* **PROMPT**
Restate the records that follow word for word; no pictures should appear.

Records that describe figures:
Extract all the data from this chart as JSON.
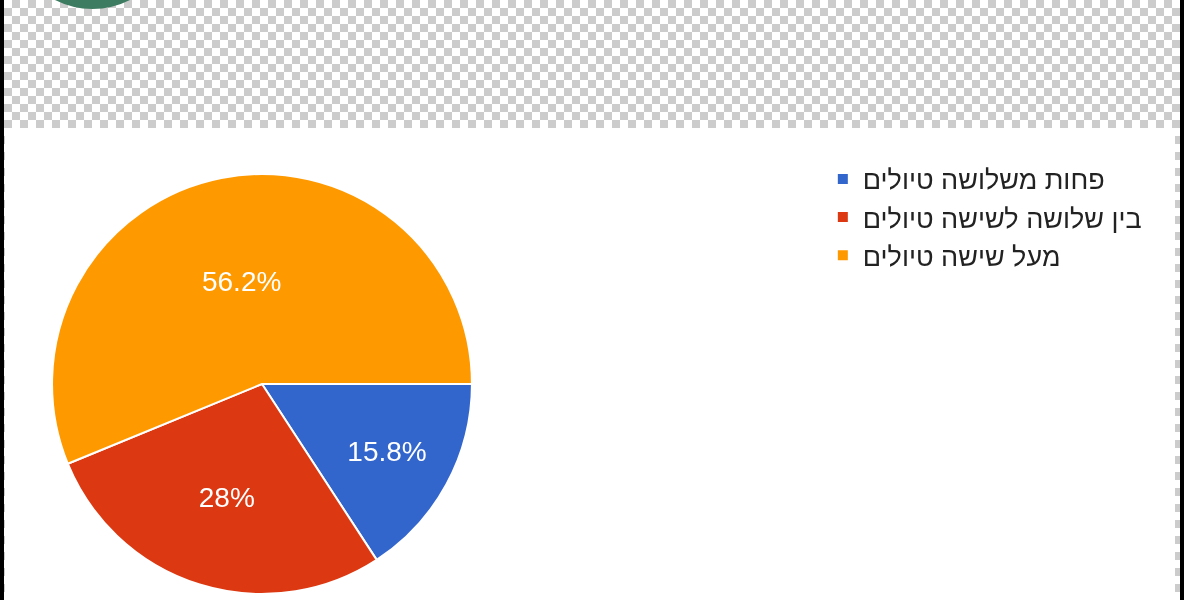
{
  "chart_data": {
    "type": "pie",
    "categories": [
      "פחות משלושה טיולים",
      "בין שלושה לשישה טיולים",
      "מעל שישה טיולים"
    ],
    "values": [
      15.8,
      28,
      56.2
    ],
    "colors": [
      "#3366cc",
      "#dc3912",
      "#ff9900"
    ],
    "value_labels": [
      "15.8%",
      "28%",
      "56.2%"
    ],
    "legend": "top right"
  }
}
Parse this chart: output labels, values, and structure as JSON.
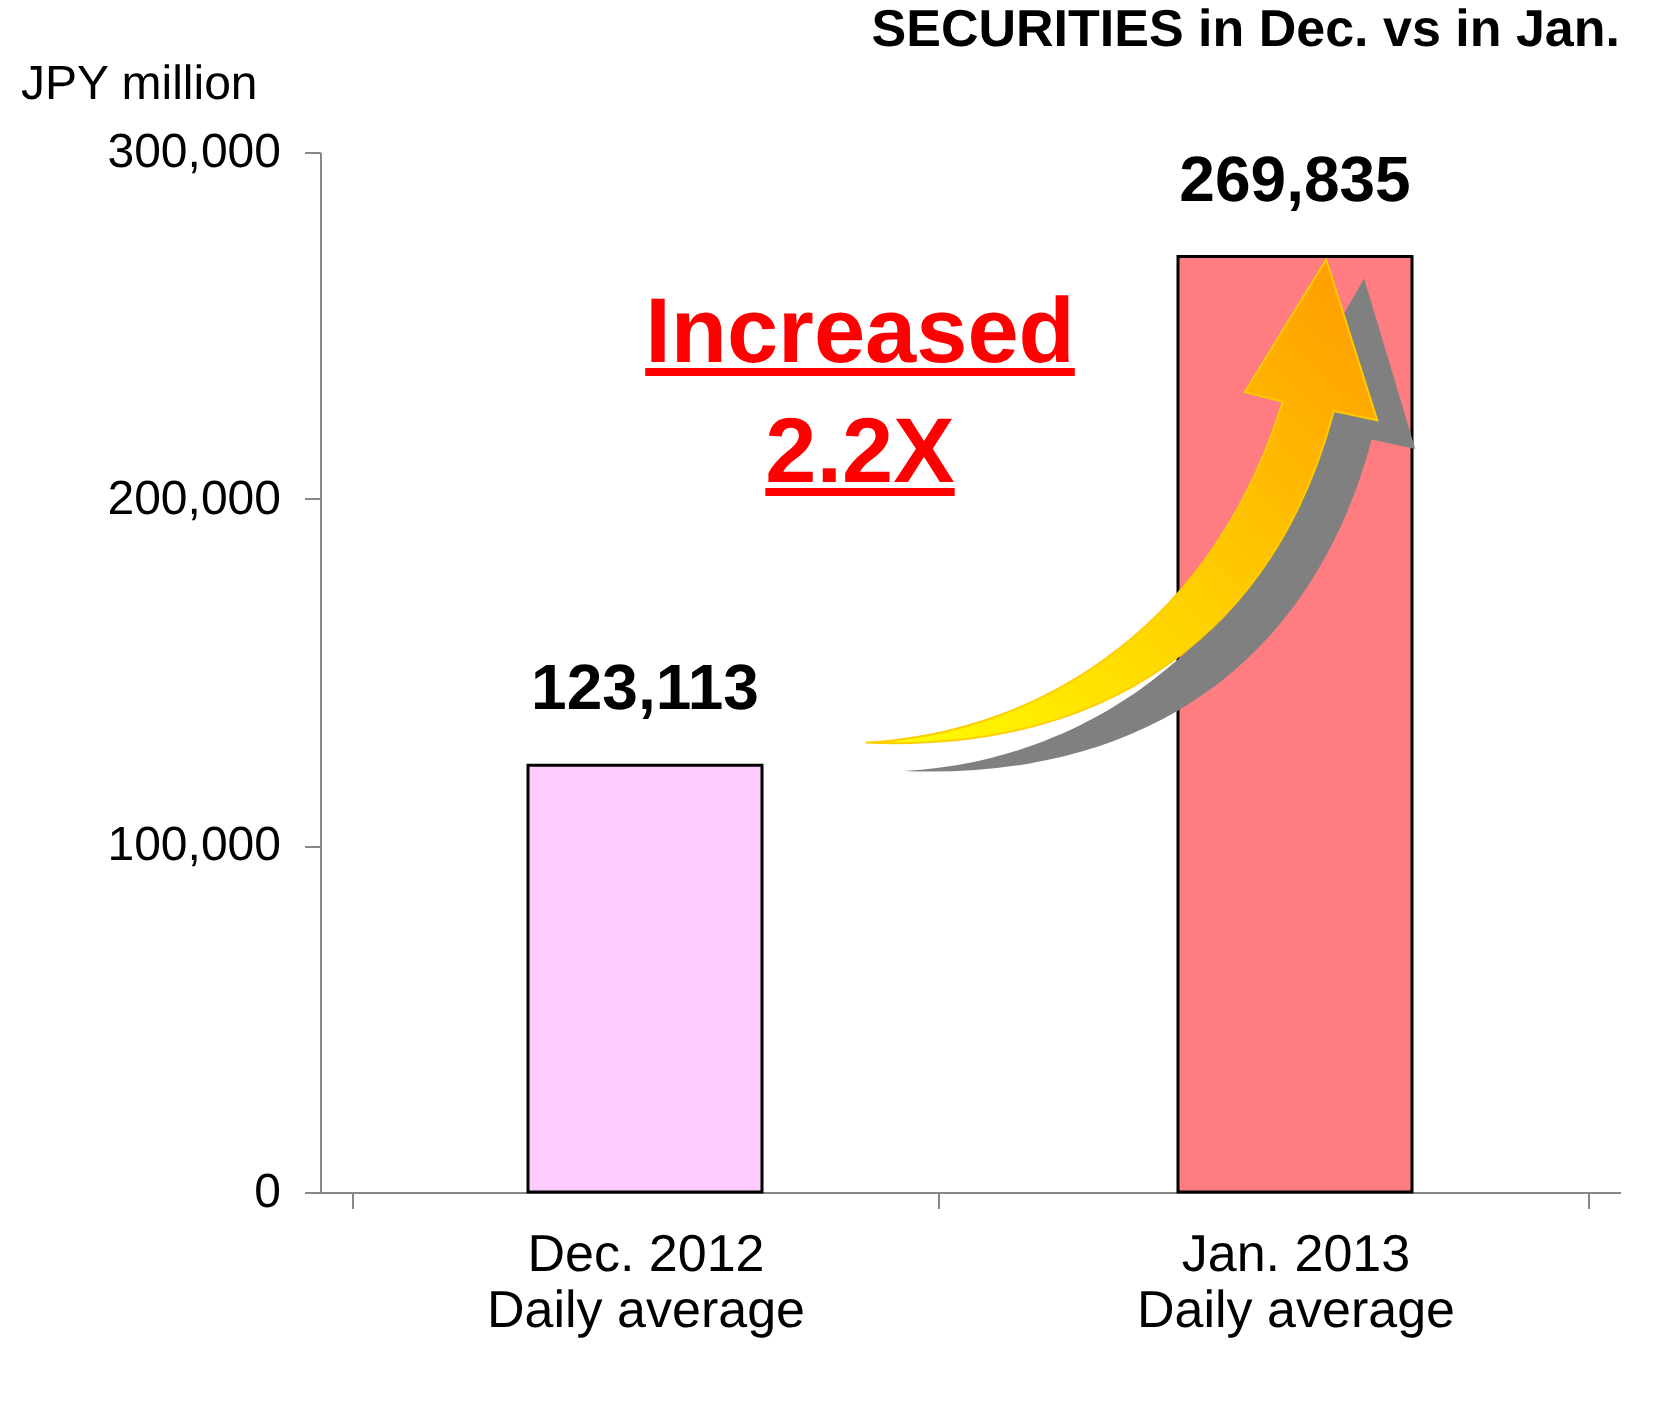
{
  "chart_data": {
    "type": "bar",
    "title": "SECURITIES in Dec. vs in Jan.",
    "ylabel": "JPY million",
    "categories": [
      "Dec. 2012\nDaily average",
      "Jan. 2013\nDaily average"
    ],
    "values": [
      123113,
      269835
    ],
    "value_labels": [
      "123,113",
      "269,835"
    ],
    "colors": [
      "#ffccff",
      "#ff7c80"
    ],
    "ylim": [
      0,
      300000
    ],
    "yticks": [
      0,
      {
        "value": 100000,
        "label": "100,000"
      },
      {
        "value": 200000,
        "label": "200,000"
      },
      {
        "value": 300000,
        "label": "300,000"
      }
    ],
    "grid": false,
    "annotations": [
      "Increased 2.2X"
    ]
  }
}
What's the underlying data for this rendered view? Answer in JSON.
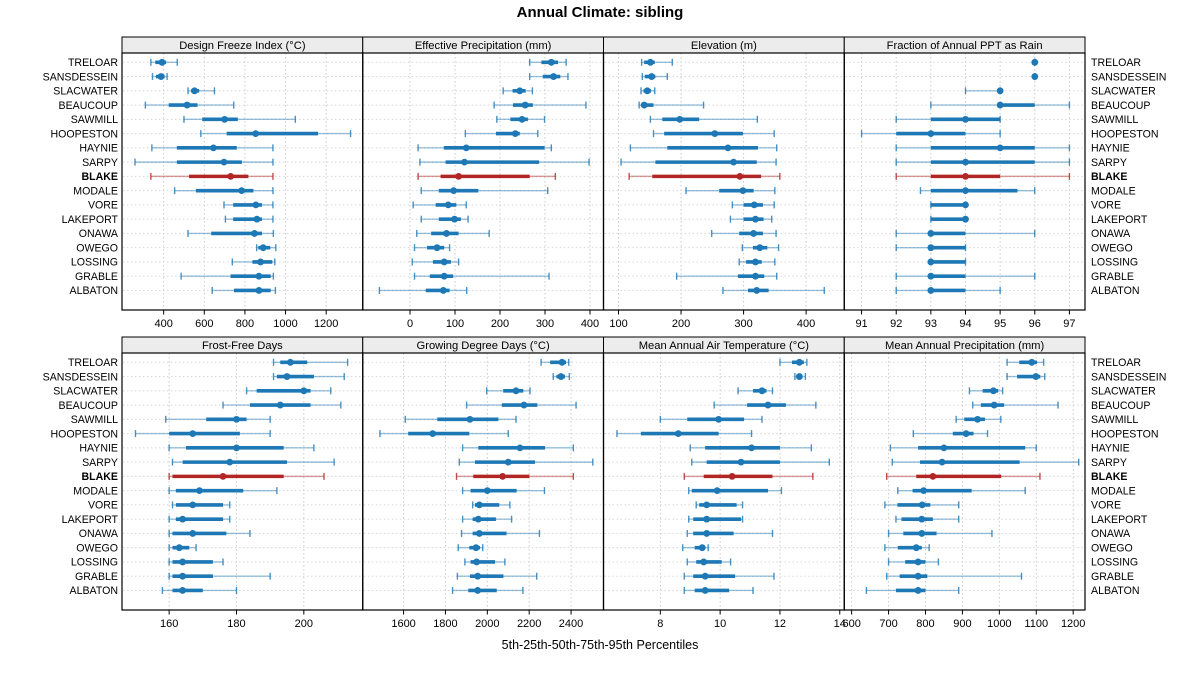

* **OUTPUT FOR THIS EXERCISE**
Extract all the data from this chart as JSON.
{
  "chart_data": {
    "type": "pie",
    "categories": [
      "פחות משלושה טיולים",
      "בין שלושה לשישה טיולים",
      "מעל שישה טיולים"
    ],
    "values": [
      15.8,
      28,
      56.2
    ],
    "colors": [
      "#3366cc",
      "#dc3912",
      "#ff9900"
    ],
    "value_labels": [
      "15.8%",
      "28%",
      "56.2%"
    ],
    "legend": "top right"
  }
}
Parse this chart: output labels, values, and structure as JSON.
{
  "chart_data": {
    "type": "bar",
    "title": "SECURITIES in Dec. vs in Jan.",
    "ylabel": "JPY million",
    "categories": [
      "Dec. 2012\nDaily average",
      "Jan. 2013\nDaily average"
    ],
    "values": [
      123113,
      269835
    ],
    "value_labels": [
      "123,113",
      "269,835"
    ],
    "colors": [
      "#ffccff",
      "#ff7c80"
    ],
    "ylim": [
      0,
      300000
    ],
    "yticks": [
      0,
      {
        "value": 100000,
        "label": "100,000"
      },
      {
        "value": 200000,
        "label": "200,000"
      },
      {
        "value": 300000,
        "label": "300,000"
      }
    ],
    "grid": false,
    "annotations": [
      "Increased 2.2X"
    ]
  }
}
What's the underlying data for this rendered view? Answer in JSON.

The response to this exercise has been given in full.